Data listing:
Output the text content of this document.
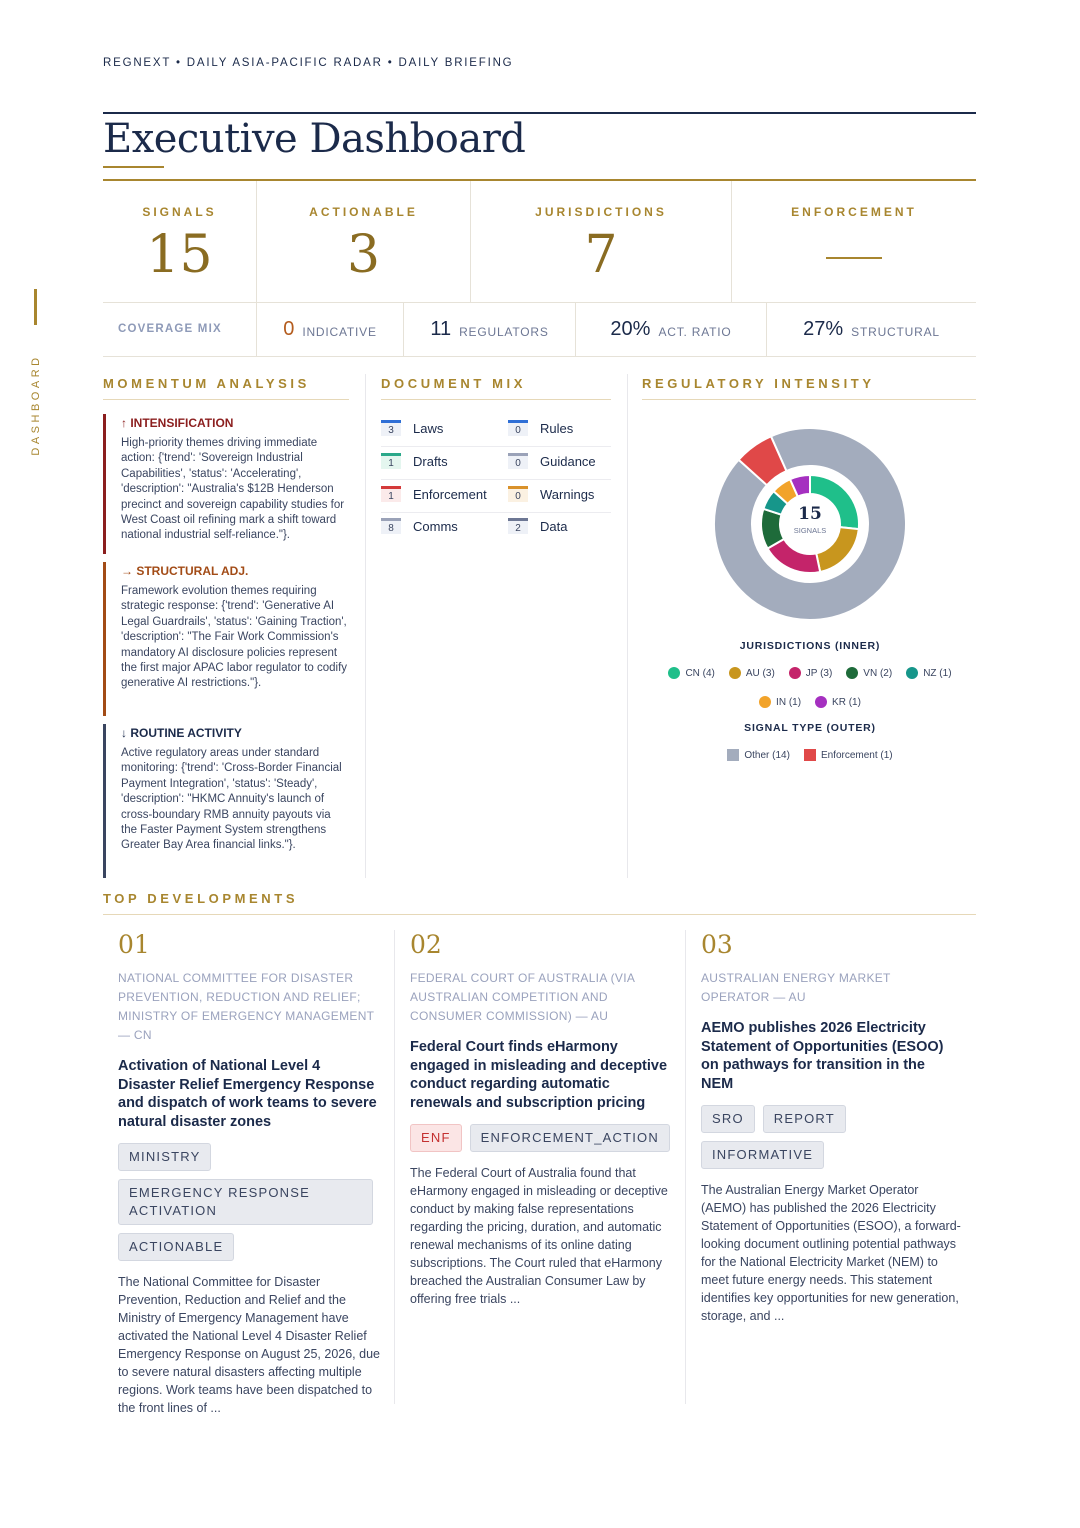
REGNEXT • DAILY ASIA-PACIFIC RADAR • DAILY BRIEFING
DASHBOARD
Executive Dashboard
SIGNALS
15
ACTIONABLE
3
JURISDICTIONS
7
ENFORCEMENT
COVERAGE MIX	0 INDICATIVE	11 REGULATORS	20% ACT. RATIO	27% STRUCTURAL
MOMENTUM ANALYSIS
↑ INTENSIFICATION
High-priority themes driving immediate action: {'trend': 'Sovereign Industrial Capabilities', 'status': 'Accelerating', 'description': "Australia's $12B Henderson precinct and sovereign capability studies for West Coast oil refining mark a shift toward national industrial self-reliance."}.
→ STRUCTURAL ADJ.
Framework evolution themes requiring strategic response: {'trend': 'Generative AI Legal Guardrails', 'status': 'Gaining Traction', 'description': "The Fair Work Commission's mandatory AI disclosure policies represent the first major APAC labor regulator to codify generative AI restrictions."}.
↓ ROUTINE ACTIVITY
Active regulatory areas under standard monitoring: {'trend': 'Cross-Border Financial Payment Integration', 'status': 'Steady', 'description': "HKMC Annuity's launch of cross-boundary RMB annuity payouts via the Faster Payment System strengthens Greater Bay Area financial links."}.
DOCUMENT MIX
3	Laws	0	Rules
1	Drafts	0	Guidance
1	Enforcement	0	Warnings
8	Comms	2	Data
REGULATORY INTENSITY
15
SIGNALS
JURISDICTIONS (INNER)
CN (4)	AU (3)	JP (3)	VN (2)	NZ (1)
IN (1)	KR (1)
SIGNAL TYPE (OUTER)
Other (14)	Enforcement (1)
TOP DEVELOPMENTS
01
NATIONAL COMMITTEE FOR DISASTER PREVENTION, REDUCTION AND RELIEF; MINISTRY OF EMERGENCY MANAGEMENT — CN
Activation of National Level 4 Disaster Relief Emergency Response and dispatch of work teams to severe natural disaster zones
MINISTRY
EMERGENCY RESPONSE ACTIVATION
ACTIONABLE
The National Committee for Disaster Prevention, Reduction and Relief and the Ministry of Emergency Management have activated the National Level 4 Disaster Relief Emergency Response on August 25, 2026, due to severe natural disasters affecting multiple regions. Work teams have been dispatched to the front lines of ...
02
FEDERAL COURT OF AUSTRALIA (VIA AUSTRALIAN COMPETITION AND CONSUMER COMMISSION) — AU
Federal Court finds eHarmony engaged in misleading and deceptive conduct regarding automatic renewals and subscription pricing
ENF	ENFORCEMENT_ACTION
The Federal Court of Australia found that eHarmony engaged in misleading or deceptive conduct by making false representations regarding the pricing, duration, and automatic renewal mechanisms of its online dating subscriptions. The Court ruled that eHarmony breached the Australian Consumer Law by offering free trials ...
03
AUSTRALIAN ENERGY MARKET OPERATOR — AU
AEMO publishes 2026 Electricity Statement of Opportunities (ESOO) on pathways for transition in the NEM
SRO	REPORT
INFORMATIVE
The Australian Energy Market Operator (AEMO) has published the 2026 Electricity Statement of Opportunities (ESOO), a forward-looking document outlining potential pathways for the National Electricity Market (NEM) to meet future energy needs. This statement identifies key opportunities for new generation, storage, and ...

[EXERCISE REQUIREMENTS]:
Pick out the lines that have the word "teams". Copy them all.

[PROBLEM SOLUTION]:
Activation of National Level 4 Disaster Relief Emergency Response and dispatch of work teams to severe natural disaster zones
The National Committee for Disaster Prevention, Reduction and Relief and the Ministry of Emergency Management have activated the National Level 4 Disaster Relief Emergency Response on August 25, 2026, due to severe natural disasters affecting multiple regions. Work teams have been dispatched to the front lines of ...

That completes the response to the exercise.